(Task to carry out):
Quote every line as given.

(Data for processing):

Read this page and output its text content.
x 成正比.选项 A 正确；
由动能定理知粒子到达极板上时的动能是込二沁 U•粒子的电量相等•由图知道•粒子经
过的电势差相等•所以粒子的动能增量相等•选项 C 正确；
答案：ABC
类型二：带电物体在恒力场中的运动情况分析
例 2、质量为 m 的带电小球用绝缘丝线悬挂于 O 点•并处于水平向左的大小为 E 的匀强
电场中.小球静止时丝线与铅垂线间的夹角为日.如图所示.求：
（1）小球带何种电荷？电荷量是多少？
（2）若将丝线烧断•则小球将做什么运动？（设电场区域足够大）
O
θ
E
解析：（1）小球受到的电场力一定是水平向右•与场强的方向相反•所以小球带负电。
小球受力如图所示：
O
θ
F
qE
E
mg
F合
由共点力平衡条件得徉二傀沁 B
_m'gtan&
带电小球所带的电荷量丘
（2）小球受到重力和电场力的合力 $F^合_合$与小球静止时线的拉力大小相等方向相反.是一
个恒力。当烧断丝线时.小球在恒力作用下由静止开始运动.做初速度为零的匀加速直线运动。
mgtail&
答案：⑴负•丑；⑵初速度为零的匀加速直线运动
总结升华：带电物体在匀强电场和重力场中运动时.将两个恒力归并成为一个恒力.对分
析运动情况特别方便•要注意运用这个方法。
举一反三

(The response):
Read this page and output its text content.
x 成正比.选项 A 正确；
由动能定理知粒子到达极板上时的动能是込二沁 U•粒子的电量相等•由图知道•粒子经
过的电势差相等•所以粒子的动能增量相等•选项 C 正确；
答案：ABC
类型二：带电物体在恒力场中的运动情况分析
例 2、质量为 m 的带电小球用绝缘丝线悬挂于 O 点•并处于水平向左的大小为 E 的匀强
电场中.小球静止时丝线与铅垂线间的夹角为日.如图所示.求：
（1）小球带何种电荷？电荷量是多少？
（2）若将丝线烧断•则小球将做什么运动？（设电场区域足够大）
O
θ
E
解析：（1）小球受到的电场力一定是水平向右•与场强的方向相反•所以小球带负电。
小球受力如图所示：
O
θ
F
qE
E
mg
F合
由共点力平衡条件得徉二傀沁 B
_m'gtan&
带电小球所带的电荷量丘
（2）小球受到重力和电场力的合力 $F^合_合$与小球静止时线的拉力大小相等方向相反.是一
个恒力。当烧断丝线时.小球在恒力作用下由静止开始运动.做初速度为零的匀加速直线运动。
mgtail&
答案：⑴负•丑；⑵初速度为零的匀加速直线运动
总结升华：带电物体在匀强电场和重力场中运动时.将两个恒力归并成为一个恒力.对分
析运动情况特别方便•要注意运用这个方法。
举一反三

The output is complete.